* Exercise goal
Filter the data for lines with the word "length", then copy every line so identified.

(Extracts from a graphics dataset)
┄┄┄┄┄┄┄┄┄┄┄┄┄┄┄┄┄┄┄┄
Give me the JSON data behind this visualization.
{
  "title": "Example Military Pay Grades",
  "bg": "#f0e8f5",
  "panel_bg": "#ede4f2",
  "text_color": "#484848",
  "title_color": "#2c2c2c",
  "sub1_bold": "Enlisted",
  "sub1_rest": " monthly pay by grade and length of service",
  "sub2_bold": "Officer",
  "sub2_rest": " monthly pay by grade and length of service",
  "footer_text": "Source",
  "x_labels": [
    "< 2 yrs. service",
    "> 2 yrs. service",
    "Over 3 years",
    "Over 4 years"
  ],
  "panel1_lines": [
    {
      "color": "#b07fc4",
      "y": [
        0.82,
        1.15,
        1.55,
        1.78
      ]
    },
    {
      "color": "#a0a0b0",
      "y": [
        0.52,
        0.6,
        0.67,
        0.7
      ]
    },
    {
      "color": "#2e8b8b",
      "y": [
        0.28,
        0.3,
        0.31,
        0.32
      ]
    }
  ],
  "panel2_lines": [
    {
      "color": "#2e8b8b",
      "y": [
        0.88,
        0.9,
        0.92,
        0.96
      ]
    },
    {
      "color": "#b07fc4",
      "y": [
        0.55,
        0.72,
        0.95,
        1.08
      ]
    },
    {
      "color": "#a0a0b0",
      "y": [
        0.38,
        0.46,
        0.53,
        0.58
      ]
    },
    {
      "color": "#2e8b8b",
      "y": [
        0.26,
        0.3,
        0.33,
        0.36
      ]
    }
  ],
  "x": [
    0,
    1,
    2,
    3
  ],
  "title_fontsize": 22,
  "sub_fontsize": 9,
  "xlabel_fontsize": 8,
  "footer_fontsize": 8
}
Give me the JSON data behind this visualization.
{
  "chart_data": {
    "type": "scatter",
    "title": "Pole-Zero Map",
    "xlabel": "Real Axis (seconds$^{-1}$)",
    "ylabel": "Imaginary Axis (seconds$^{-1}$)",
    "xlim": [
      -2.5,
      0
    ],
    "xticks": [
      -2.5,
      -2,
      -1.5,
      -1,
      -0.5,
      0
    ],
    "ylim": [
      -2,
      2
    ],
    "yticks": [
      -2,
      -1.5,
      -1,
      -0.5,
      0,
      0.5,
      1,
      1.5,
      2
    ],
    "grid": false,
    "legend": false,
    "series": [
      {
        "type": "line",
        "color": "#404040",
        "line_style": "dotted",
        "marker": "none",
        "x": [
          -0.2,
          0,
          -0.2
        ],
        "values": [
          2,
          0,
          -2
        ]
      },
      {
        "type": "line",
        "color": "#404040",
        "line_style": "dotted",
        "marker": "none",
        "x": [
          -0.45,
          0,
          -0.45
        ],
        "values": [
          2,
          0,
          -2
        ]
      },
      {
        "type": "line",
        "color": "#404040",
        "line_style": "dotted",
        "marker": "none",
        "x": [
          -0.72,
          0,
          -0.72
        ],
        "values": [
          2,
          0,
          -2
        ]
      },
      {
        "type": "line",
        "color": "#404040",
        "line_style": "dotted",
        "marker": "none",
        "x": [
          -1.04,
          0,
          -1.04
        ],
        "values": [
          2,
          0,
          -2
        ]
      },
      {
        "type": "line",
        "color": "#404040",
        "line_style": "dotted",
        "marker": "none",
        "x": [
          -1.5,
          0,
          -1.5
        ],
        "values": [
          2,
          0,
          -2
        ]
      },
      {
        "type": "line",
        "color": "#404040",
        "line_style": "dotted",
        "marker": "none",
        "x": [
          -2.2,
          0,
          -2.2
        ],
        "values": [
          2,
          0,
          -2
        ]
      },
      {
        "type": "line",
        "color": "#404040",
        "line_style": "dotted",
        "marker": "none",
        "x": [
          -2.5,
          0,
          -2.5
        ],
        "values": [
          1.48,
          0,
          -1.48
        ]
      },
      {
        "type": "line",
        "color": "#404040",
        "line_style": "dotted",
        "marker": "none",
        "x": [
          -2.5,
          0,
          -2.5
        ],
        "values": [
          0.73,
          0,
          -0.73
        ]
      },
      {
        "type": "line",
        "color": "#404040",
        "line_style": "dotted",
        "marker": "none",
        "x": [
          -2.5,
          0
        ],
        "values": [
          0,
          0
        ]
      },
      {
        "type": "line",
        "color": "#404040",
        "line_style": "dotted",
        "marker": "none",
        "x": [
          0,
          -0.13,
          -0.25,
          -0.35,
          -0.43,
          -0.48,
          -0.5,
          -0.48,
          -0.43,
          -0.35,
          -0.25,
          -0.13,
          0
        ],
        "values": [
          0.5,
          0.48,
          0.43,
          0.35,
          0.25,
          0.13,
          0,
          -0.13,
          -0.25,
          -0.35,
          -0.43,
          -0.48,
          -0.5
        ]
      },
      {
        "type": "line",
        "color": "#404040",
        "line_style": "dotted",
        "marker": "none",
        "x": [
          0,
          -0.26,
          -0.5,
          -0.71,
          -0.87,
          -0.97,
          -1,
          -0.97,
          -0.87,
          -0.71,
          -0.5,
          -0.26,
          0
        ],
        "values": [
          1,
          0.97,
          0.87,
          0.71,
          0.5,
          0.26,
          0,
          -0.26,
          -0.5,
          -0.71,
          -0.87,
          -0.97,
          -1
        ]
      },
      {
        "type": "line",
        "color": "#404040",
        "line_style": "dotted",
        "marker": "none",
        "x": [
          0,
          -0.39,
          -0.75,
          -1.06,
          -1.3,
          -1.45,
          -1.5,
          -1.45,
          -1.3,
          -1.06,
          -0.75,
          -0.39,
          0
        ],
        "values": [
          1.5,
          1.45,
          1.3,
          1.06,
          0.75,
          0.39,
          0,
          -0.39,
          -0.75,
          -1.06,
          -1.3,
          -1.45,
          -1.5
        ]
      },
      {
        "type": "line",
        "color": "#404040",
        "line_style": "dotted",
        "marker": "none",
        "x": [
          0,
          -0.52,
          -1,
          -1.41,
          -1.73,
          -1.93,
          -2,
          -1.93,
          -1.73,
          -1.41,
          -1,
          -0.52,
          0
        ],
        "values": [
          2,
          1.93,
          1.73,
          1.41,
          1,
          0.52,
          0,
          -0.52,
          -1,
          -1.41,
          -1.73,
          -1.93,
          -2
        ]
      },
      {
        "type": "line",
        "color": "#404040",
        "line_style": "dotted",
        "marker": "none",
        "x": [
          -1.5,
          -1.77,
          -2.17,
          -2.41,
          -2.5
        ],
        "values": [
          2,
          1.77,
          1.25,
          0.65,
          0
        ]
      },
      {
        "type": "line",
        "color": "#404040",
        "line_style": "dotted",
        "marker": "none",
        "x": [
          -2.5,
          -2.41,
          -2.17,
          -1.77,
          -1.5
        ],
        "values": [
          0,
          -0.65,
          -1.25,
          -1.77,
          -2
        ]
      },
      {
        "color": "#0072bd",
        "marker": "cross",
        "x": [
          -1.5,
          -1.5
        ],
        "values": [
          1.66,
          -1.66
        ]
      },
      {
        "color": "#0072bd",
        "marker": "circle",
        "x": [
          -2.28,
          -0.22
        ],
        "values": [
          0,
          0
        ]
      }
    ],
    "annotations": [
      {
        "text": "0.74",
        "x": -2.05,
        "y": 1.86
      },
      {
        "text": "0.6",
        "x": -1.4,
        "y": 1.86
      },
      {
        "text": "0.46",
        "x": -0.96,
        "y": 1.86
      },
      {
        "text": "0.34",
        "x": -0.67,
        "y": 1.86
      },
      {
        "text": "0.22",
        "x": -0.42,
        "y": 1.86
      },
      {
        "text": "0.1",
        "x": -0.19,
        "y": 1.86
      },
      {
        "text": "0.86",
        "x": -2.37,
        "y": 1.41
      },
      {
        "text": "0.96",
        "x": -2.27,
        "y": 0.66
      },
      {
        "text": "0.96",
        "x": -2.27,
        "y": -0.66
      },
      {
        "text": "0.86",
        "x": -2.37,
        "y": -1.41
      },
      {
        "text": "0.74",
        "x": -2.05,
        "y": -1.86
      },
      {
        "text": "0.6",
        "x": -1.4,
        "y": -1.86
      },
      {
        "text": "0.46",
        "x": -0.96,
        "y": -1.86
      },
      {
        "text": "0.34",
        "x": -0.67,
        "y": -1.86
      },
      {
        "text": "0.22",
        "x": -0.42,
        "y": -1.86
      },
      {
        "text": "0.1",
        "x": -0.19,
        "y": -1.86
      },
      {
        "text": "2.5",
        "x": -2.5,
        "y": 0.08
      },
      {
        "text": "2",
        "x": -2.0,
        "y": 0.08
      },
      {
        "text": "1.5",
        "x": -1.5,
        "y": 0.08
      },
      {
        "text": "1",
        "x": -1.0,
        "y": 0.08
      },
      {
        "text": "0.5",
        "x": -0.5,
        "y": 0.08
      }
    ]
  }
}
┄┄┄┄┄┄┄┄┄┄┄┄┄┄┄┄┄┄┄┄
* Task solution
  "sub1_rest": " monthly pay by grade and length of service",
  "sub2_rest": " monthly pay by grade and length of service",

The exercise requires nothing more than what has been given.